# [Records for the exercise]
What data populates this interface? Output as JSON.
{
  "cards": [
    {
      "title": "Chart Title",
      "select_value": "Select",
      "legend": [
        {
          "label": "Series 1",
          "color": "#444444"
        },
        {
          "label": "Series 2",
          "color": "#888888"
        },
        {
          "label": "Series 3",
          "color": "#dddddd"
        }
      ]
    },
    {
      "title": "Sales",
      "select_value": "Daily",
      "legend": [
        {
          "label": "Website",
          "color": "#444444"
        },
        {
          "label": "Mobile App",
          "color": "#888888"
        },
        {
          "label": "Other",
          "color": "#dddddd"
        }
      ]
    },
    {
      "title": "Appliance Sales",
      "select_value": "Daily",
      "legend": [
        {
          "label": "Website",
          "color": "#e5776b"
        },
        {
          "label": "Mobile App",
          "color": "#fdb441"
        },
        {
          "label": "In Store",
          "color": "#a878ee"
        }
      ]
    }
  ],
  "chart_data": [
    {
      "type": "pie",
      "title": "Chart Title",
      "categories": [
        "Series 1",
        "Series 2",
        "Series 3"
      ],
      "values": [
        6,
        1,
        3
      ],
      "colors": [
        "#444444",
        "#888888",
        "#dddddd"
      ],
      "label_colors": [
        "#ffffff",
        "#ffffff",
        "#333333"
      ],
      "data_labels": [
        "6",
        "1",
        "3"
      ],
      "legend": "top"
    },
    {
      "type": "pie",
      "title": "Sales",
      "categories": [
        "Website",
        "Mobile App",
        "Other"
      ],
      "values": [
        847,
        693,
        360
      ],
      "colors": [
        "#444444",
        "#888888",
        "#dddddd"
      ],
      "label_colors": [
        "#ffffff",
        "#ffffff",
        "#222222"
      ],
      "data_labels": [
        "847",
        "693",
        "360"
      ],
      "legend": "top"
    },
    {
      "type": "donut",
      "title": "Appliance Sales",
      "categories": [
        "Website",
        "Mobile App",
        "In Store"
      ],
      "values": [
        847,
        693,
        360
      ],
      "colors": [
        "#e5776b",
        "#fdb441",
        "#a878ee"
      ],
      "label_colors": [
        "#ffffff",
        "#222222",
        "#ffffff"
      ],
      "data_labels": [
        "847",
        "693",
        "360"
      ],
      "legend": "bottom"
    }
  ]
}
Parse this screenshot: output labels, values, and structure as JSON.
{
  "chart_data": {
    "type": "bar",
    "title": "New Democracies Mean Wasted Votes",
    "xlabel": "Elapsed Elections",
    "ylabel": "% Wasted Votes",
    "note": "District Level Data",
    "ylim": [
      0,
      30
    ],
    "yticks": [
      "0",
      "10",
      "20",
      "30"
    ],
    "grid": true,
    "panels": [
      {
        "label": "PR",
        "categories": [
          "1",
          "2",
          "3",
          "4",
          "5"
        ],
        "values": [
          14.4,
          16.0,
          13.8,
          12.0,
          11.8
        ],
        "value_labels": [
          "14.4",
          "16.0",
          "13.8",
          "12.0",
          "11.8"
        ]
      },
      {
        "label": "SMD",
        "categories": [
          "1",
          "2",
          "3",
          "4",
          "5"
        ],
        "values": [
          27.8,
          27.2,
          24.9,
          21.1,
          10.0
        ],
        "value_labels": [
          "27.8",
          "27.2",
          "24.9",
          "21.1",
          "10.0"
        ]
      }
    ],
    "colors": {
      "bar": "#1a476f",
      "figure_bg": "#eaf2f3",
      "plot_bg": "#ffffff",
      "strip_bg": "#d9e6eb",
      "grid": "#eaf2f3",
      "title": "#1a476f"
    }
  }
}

# [Short task]
Output the listing above without altering a single character.

# [Result for this task]
What data populates this interface? Output as JSON.
{
  "cards": [
    {
      "title": "Chart Title",
      "select_value": "Select",
      "legend": [
        {
          "label": "Series 1",
          "color": "#444444"
        },
        {
          "label": "Series 2",
          "color": "#888888"
        },
        {
          "label": "Series 3",
          "color": "#dddddd"
        }
      ]
    },
    {
      "title": "Sales",
      "select_value": "Daily",
      "legend": [
        {
          "label": "Website",
          "color": "#444444"
        },
        {
          "label": "Mobile App",
          "color": "#888888"
        },
        {
          "label": "Other",
          "color": "#dddddd"
        }
      ]
    },
    {
      "title": "Appliance Sales",
      "select_value": "Daily",
      "legend": [
        {
          "label": "Website",
          "color": "#e5776b"
        },
        {
          "label": "Mobile App",
          "color": "#fdb441"
        },
        {
          "label": "In Store",
          "color": "#a878ee"
        }
      ]
    }
  ],
  "chart_data": [
    {
      "type": "pie",
      "title": "Chart Title",
      "categories": [
        "Series 1",
        "Series 2",
        "Series 3"
      ],
      "values": [
        6,
        1,
        3
      ],
      "colors": [
        "#444444",
        "#888888",
        "#dddddd"
      ],
      "label_colors": [
        "#ffffff",
        "#ffffff",
        "#333333"
      ],
      "data_labels": [
        "6",
        "1",
        "3"
      ],
      "legend": "top"
    },
    {
      "type": "pie",
      "title": "Sales",
      "categories": [
        "Website",
        "Mobile App",
        "Other"
      ],
      "values": [
        847,
        693,
        360
      ],
      "colors": [
        "#444444",
        "#888888",
        "#dddddd"
      ],
      "label_colors": [
        "#ffffff",
        "#ffffff",
        "#222222"
      ],
      "data_labels": [
        "847",
        "693",
        "360"
      ],
      "legend": "top"
    },
    {
      "type": "donut",
      "title": "Appliance Sales",
      "categories": [
        "Website",
        "Mobile App",
        "In Store"
      ],
      "values": [
        847,
        693,
        360
      ],
      "colors": [
        "#e5776b",
        "#fdb441",
        "#a878ee"
      ],
      "label_colors": [
        "#ffffff",
        "#222222",
        "#ffffff"
      ],
      "data_labels": [
        "847",
        "693",
        "360"
      ],
      "legend": "bottom"
    }
  ]
}
Parse this screenshot: output labels, values, and structure as JSON.
{
  "chart_data": {
    "type": "bar",
    "title": "New Democracies Mean Wasted Votes",
    "xlabel": "Elapsed Elections",
    "ylabel": "% Wasted Votes",
    "note": "District Level Data",
    "ylim": [
      0,
      30
    ],
    "yticks": [
      "0",
      "10",
      "20",
      "30"
    ],
    "grid": true,
    "panels": [
      {
        "label": "PR",
        "categories": [
          "1",
          "2",
          "3",
          "4",
          "5"
        ],
        "values": [
          14.4,
          16.0,
          13.8,
          12.0,
          11.8
        ],
        "value_labels": [
          "14.4",
          "16.0",
          "13.8",
          "12.0",
          "11.8"
        ]
      },
      {
        "label": "SMD",
        "categories": [
          "1",
          "2",
          "3",
          "4",
          "5"
        ],
        "values": [
          27.8,
          27.2,
          24.9,
          21.1,
          10.0
        ],
        "value_labels": [
          "27.8",
          "27.2",
          "24.9",
          "21.1",
          "10.0"
        ]
      }
    ],
    "colors": {
      "bar": "#1a476f",
      "figure_bg": "#eaf2f3",
      "plot_bg": "#ffffff",
      "strip_bg": "#d9e6eb",
      "grid": "#eaf2f3",
      "title": "#1a476f"
    }
  }
}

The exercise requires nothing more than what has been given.